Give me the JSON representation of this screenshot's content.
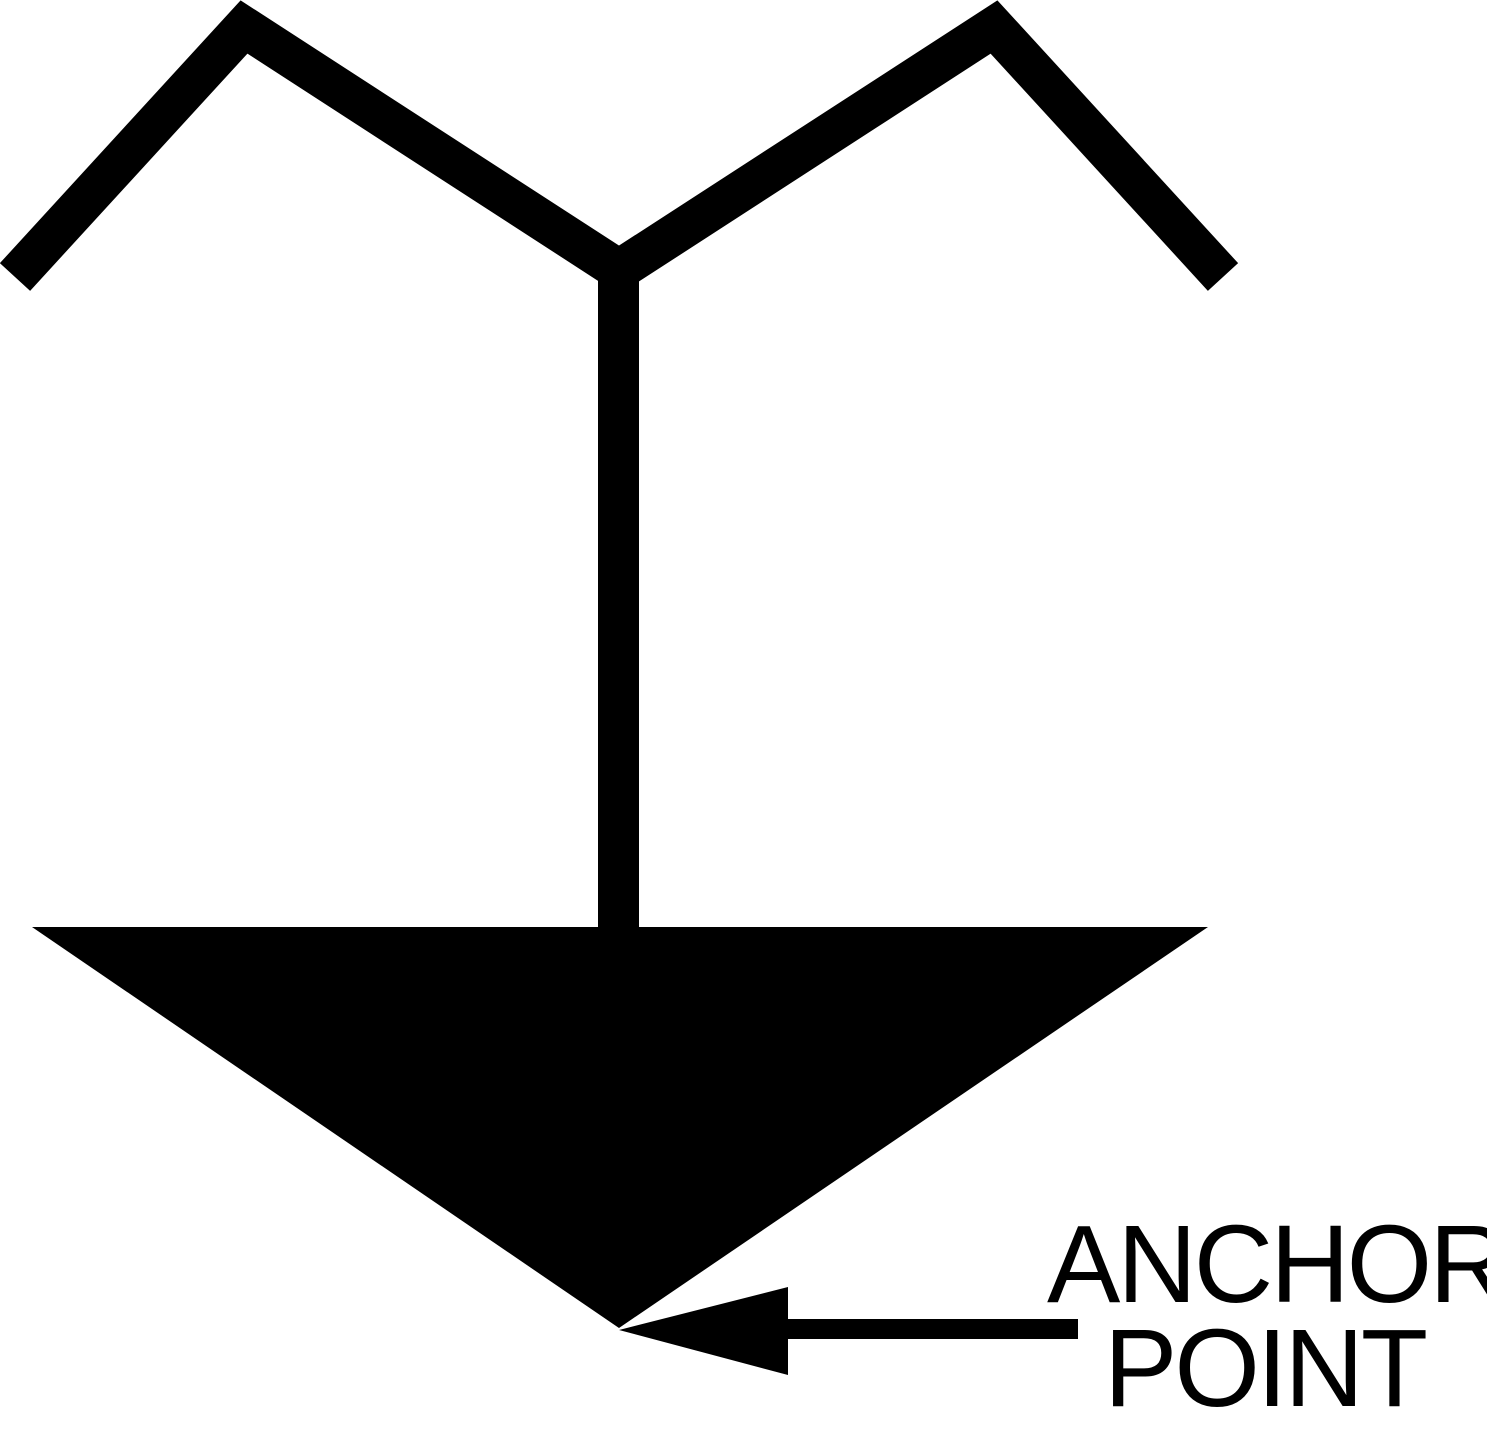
{
  "diagram": {
    "label_line1": "ANCHOR",
    "label_line2": "POINT",
    "colors": {
      "ink": "#000000",
      "background": "#ffffff"
    },
    "icon": "anchor-symbol-icon"
  }
}
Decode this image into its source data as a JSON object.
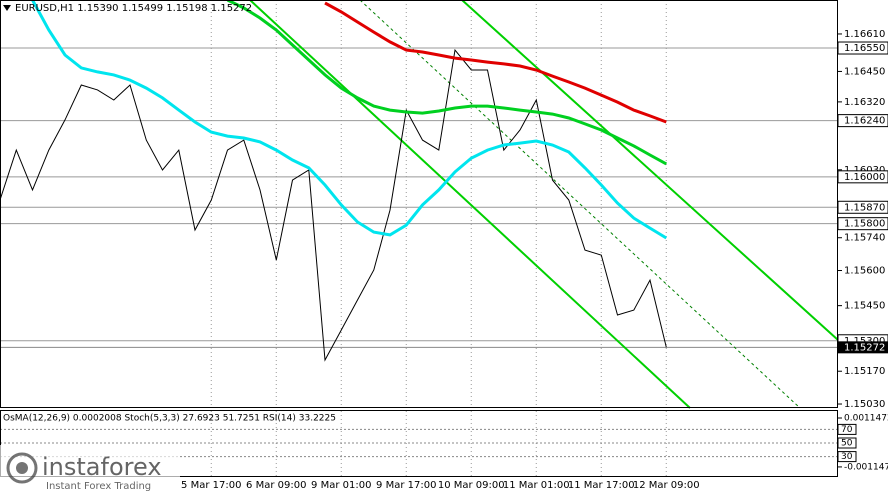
{
  "chart_data": [
    {
      "type": "line",
      "title": "EURUSD,H1  1.15390 1.15499 1.15198 1.15272",
      "categories": [
        null,
        null,
        null,
        null,
        null,
        null,
        null,
        null,
        null,
        null,
        null,
        null,
        null,
        "5 Mar 17:00",
        null,
        null,
        null,
        "6 Mar 09:00",
        null,
        null,
        null,
        "9 Mar 01:00",
        null,
        null,
        null,
        "9 Mar 17:00",
        null,
        null,
        null,
        "10 Mar 09:00",
        null,
        null,
        null,
        "11 Mar 01:00",
        null,
        null,
        null,
        "11 Mar 17:00",
        null,
        null,
        null,
        "12 Mar 09:00"
      ],
      "series": [
        {
          "color": "#000000",
          "values": [
            1.15901,
            1.16114,
            1.15944,
            1.16114,
            1.16243,
            1.16392,
            1.16371,
            1.16328,
            1.16392,
            1.16157,
            1.16029,
            1.16114,
            1.15773,
            1.15901,
            1.16114,
            1.16157,
            1.15944,
            1.15645,
            1.15986,
            1.16029,
            1.15218,
            1.15346,
            1.15474,
            1.15602,
            1.15858,
            1.16285,
            1.16157,
            1.16114,
            1.16541,
            1.16456,
            1.16456,
            1.16114,
            1.162,
            1.16328,
            1.15986,
            1.15901,
            1.15687,
            1.15666,
            1.1541,
            1.15431,
            1.15559,
            1.15272
          ]
        },
        {
          "color": "#e00000",
          "values": [
            null,
            null,
            null,
            null,
            null,
            null,
            null,
            null,
            null,
            null,
            null,
            null,
            null,
            null,
            null,
            null,
            null,
            null,
            null,
            null,
            1.16742,
            1.16704,
            1.16661,
            1.16618,
            1.16576,
            1.16541,
            1.16533,
            1.1652,
            1.16507,
            1.16499,
            1.1649,
            1.16482,
            1.16473,
            1.16456,
            1.1643,
            1.16405,
            1.16379,
            1.16349,
            1.16319,
            1.16285,
            1.1626,
            1.16234
          ]
        },
        {
          "color": "#00d020",
          "values": [
            null,
            null,
            null,
            null,
            null,
            null,
            null,
            null,
            null,
            null,
            null,
            null,
            null,
            null,
            1.16755,
            1.16721,
            1.16678,
            1.16627,
            1.16563,
            1.16499,
            1.16435,
            1.16379,
            1.16337,
            1.16302,
            1.16285,
            1.16277,
            1.16272,
            1.16281,
            1.16294,
            1.16302,
            1.16302,
            1.16294,
            1.16285,
            1.16277,
            1.16268,
            1.16251,
            1.16226,
            1.162,
            1.16166,
            1.16132,
            1.16093,
            1.16055
          ]
        },
        {
          "color": "#00e5ee",
          "values": [
            null,
            null,
            1.16755,
            1.16627,
            1.1652,
            1.16465,
            1.16448,
            1.16435,
            1.16413,
            1.16379,
            1.16337,
            1.16285,
            1.16234,
            1.16191,
            1.16174,
            1.16166,
            1.16149,
            1.16114,
            1.16072,
            1.16038,
            1.15965,
            1.1588,
            1.15807,
            1.15764,
            1.15752,
            1.15794,
            1.1588,
            1.15944,
            1.16021,
            1.1608,
            1.16114,
            1.16136,
            1.16144,
            1.16153,
            1.16136,
            1.16106,
            1.16038,
            1.15965,
            1.15888,
            1.15824,
            1.15781,
            1.15739
          ]
        }
      ],
      "ylim": [
        1.15013,
        1.16755
      ],
      "yticks": [
        {
          "value": 1.1661,
          "label": "1.16610"
        },
        {
          "value": 1.1645,
          "label": "1.16450"
        },
        {
          "value": 1.1632,
          "label": "1.16320"
        },
        {
          "value": 1.1603,
          "label": "1.16030"
        },
        {
          "value": 1.1574,
          "label": "1.15740"
        },
        {
          "value": 1.156,
          "label": "1.15600"
        },
        {
          "value": 1.1545,
          "label": "1.15450"
        },
        {
          "value": 1.1517,
          "label": "1.15170"
        },
        {
          "value": 1.1503,
          "label": "1.15030"
        }
      ],
      "levels": [
        {
          "value": 1.1655,
          "label": "1.16550"
        },
        {
          "value": 1.1624,
          "label": "1.16240"
        },
        {
          "value": 1.16,
          "label": "1.16000"
        },
        {
          "value": 1.1587,
          "label": "1.15870"
        },
        {
          "value": 1.158,
          "label": "1.15800"
        },
        {
          "value": 1.153,
          "label": "1.15300"
        }
      ],
      "current": {
        "value": 1.15272,
        "label": "1.15272"
      },
      "grid": true
    },
    {
      "type": "indicator",
      "title": "OsMA(12,26,9) 0.0002008  Stoch(5,3,3) 27.6923 51.7251  RSI(14) 33.2225",
      "ylim": [
        -0.00162,
        0.00157
      ],
      "yticks": [
        {
          "value": 0.0011472,
          "label": "0.00114720"
        },
        {
          "value": -0.0011472,
          "label": "-0.00114720"
        }
      ],
      "y2lim": [
        0,
        100
      ],
      "levels": [
        70,
        50,
        30
      ]
    }
  ],
  "watermark": {
    "brand": "instaforex",
    "tagline": "Instant Forex Trading"
  }
}
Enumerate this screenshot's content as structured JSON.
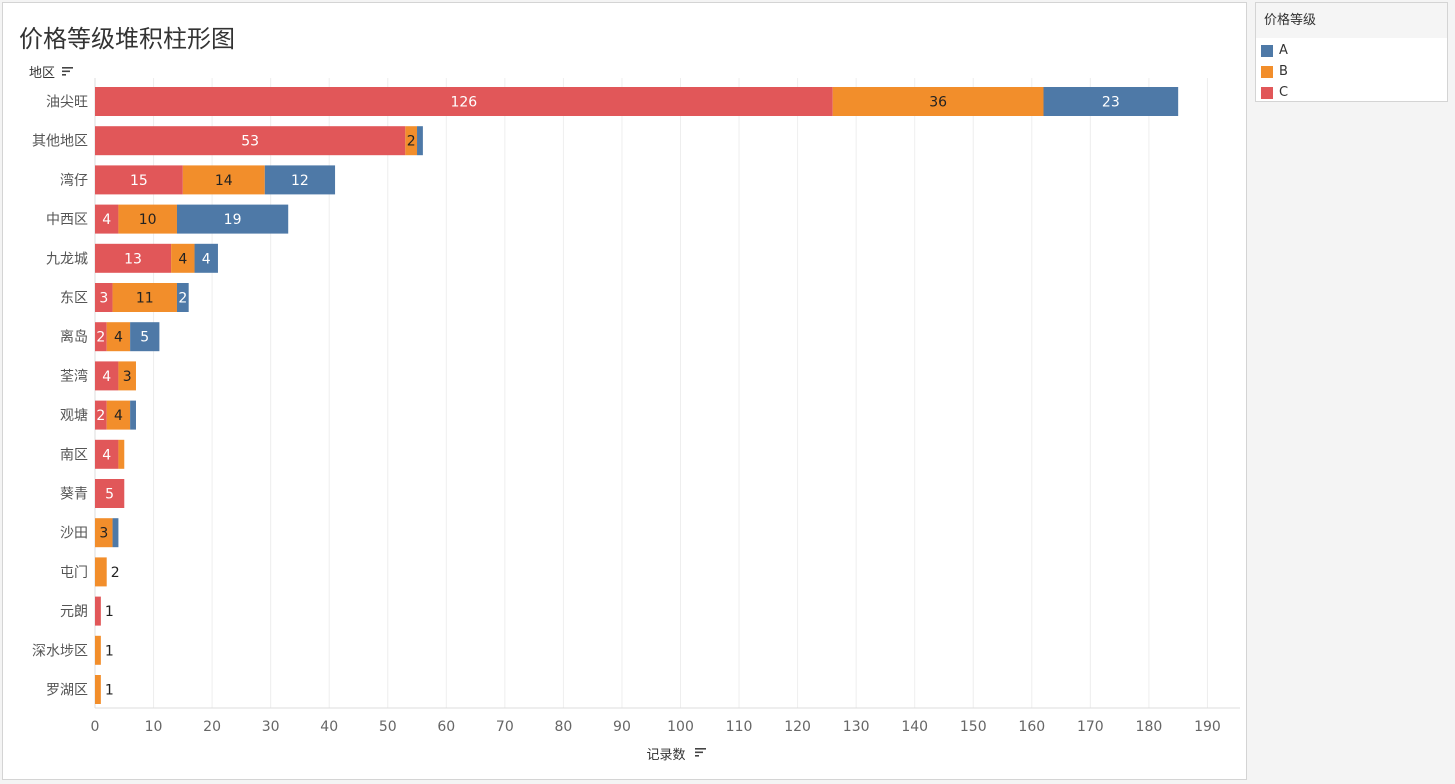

----

Short exercise ::
Transcribe the full listing character for character. Pictures are excluded.

Finished answer ::
Give me the JSON representation of this screenshot's content.
{
  "diagram": {
    "label_line1": "ANCHOR",
    "label_line2": "POINT",
    "colors": {
      "ink": "#000000",
      "background": "#ffffff"
    },
    "icon": "anchor-symbol-icon"
  }
}
Decode this image into its source data as a JSON object.
{
  "chart_data": [
    {
      "type": "line",
      "title": "EURUSD,H1  1.15390 1.15499 1.15198 1.15272",
      "categories": [
        null,
        null,
        null,
        null,
        null,
        null,
        null,
        null,
        null,
        null,
        null,
        null,
        null,
        "5 Mar 17:00",
        null,
        null,
        null,
        "6 Mar 09:00",
        null,
        null,
        null,
        "9 Mar 01:00",
        null,
        null,
        null,
        "9 Mar 17:00",
        null,
        null,
        null,
        "10 Mar 09:00",
        null,
        null,
        null,
        "11 Mar 01:00",
        null,
        null,
        null,
        "11 Mar 17:00",
        null,
        null,
        null,
        "12 Mar 09:00"
      ],
      "series": [
        {
          "color": "#000000",
          "values": [
            1.15901,
            1.16114,
            1.15944,
            1.16114,
            1.16243,
            1.16392,
            1.16371,
            1.16328,
            1.16392,
            1.16157,
            1.16029,
            1.16114,
            1.15773,
            1.15901,
            1.16114,
            1.16157,
            1.15944,
            1.15645,
            1.15986,
            1.16029,
            1.15218,
            1.15346,
            1.15474,
            1.15602,
            1.15858,
            1.16285,
            1.16157,
            1.16114,
            1.16541,
            1.16456,
            1.16456,
            1.16114,
            1.162,
            1.16328,
            1.15986,
            1.15901,
            1.15687,
            1.15666,
            1.1541,
            1.15431,
            1.15559,
            1.15272
          ]
        },
        {
          "color": "#e00000",
          "values": [
            null,
            null,
            null,
            null,
            null,
            null,
            null,
            null,
            null,
            null,
            null,
            null,
            null,
            null,
            null,
            null,
            null,
            null,
            null,
            null,
            1.16742,
            1.16704,
            1.16661,
            1.16618,
            1.16576,
            1.16541,
            1.16533,
            1.1652,
            1.16507,
            1.16499,
            1.1649,
            1.16482,
            1.16473,
            1.16456,
            1.1643,
            1.16405,
            1.16379,
            1.16349,
            1.16319,
            1.16285,
            1.1626,
            1.16234
          ]
        },
        {
          "color": "#00d020",
          "values": [
            null,
            null,
            null,
            null,
            null,
            null,
            null,
            null,
            null,
            null,
            null,
            null,
            null,
            null,
            1.16755,
            1.16721,
            1.16678,
            1.16627,
            1.16563,
            1.16499,
            1.16435,
            1.16379,
            1.16337,
            1.16302,
            1.16285,
            1.16277,
            1.16272,
            1.16281,
            1.16294,
            1.16302,
            1.16302,
            1.16294,
            1.16285,
            1.16277,
            1.16268,
            1.16251,
            1.16226,
            1.162,
            1.16166,
            1.16132,
            1.16093,
            1.16055
          ]
        },
        {
          "color": "#00e5ee",
          "values": [
            null,
            null,
            1.16755,
            1.16627,
            1.1652,
            1.16465,
            1.16448,
            1.16435,
            1.16413,
            1.16379,
            1.16337,
            1.16285,
            1.16234,
            1.16191,
            1.16174,
            1.16166,
            1.16149,
            1.16114,
            1.16072,
            1.16038,
            1.15965,
            1.1588,
            1.15807,
            1.15764,
            1.15752,
            1.15794,
            1.1588,
            1.15944,
            1.16021,
            1.1608,
            1.16114,
            1.16136,
            1.16144,
            1.16153,
            1.16136,
            1.16106,
            1.16038,
            1.15965,
            1.15888,
            1.15824,
            1.15781,
            1.15739
          ]
        }
      ],
      "ylim": [
        1.15013,
        1.16755
      ],
      "yticks": [
        {
          "value": 1.1661,
          "label": "1.16610"
        },
        {
          "value": 1.1645,
          "label": "1.16450"
        },
        {
          "value": 1.1632,
          "label": "1.16320"
        },
        {
          "value": 1.1603,
          "label": "1.16030"
        },
        {
          "value": 1.1574,
          "label": "1.15740"
        },
        {
          "value": 1.156,
          "label": "1.15600"
        },
        {
          "value": 1.1545,
          "label": "1.15450"
        },
        {
          "value": 1.1517,
          "label": "1.15170"
        },
        {
          "value": 1.1503,
          "label": "1.15030"
        }
      ],
      "levels": [
        {
          "value": 1.1655,
          "label": "1.16550"
        },
        {
          "value": 1.1624,
          "label": "1.16240"
        },
        {
          "value": 1.16,
          "label": "1.16000"
        },
        {
          "value": 1.1587,
          "label": "1.15870"
        },
        {
          "value": 1.158,
          "label": "1.15800"
        },
        {
          "value": 1.153,
          "label": "1.15300"
        }
      ],
      "current": {
        "value": 1.15272,
        "label": "1.15272"
      },
      "grid": true
    },
    {
      "type": "indicator",
      "title": "OsMA(12,26,9) 0.0002008  Stoch(5,3,3) 27.6923 51.7251  RSI(14) 33.2225",
      "ylim": [
        -0.00162,
        0.00157
      ],
      "yticks": [
        {
          "value": 0.0011472,
          "label": "0.00114720"
        },
        {
          "value": -0.0011472,
          "label": "-0.00114720"
        }
      ],
      "y2lim": [
        0,
        100
      ],
      "levels": [
        70,
        50,
        30
      ]
    }
  ],
  "watermark": {
    "brand": "instaforex",
    "tagline": "Instant Forex Trading"
  }
}
Enumerate this screenshot's content as structured JSON.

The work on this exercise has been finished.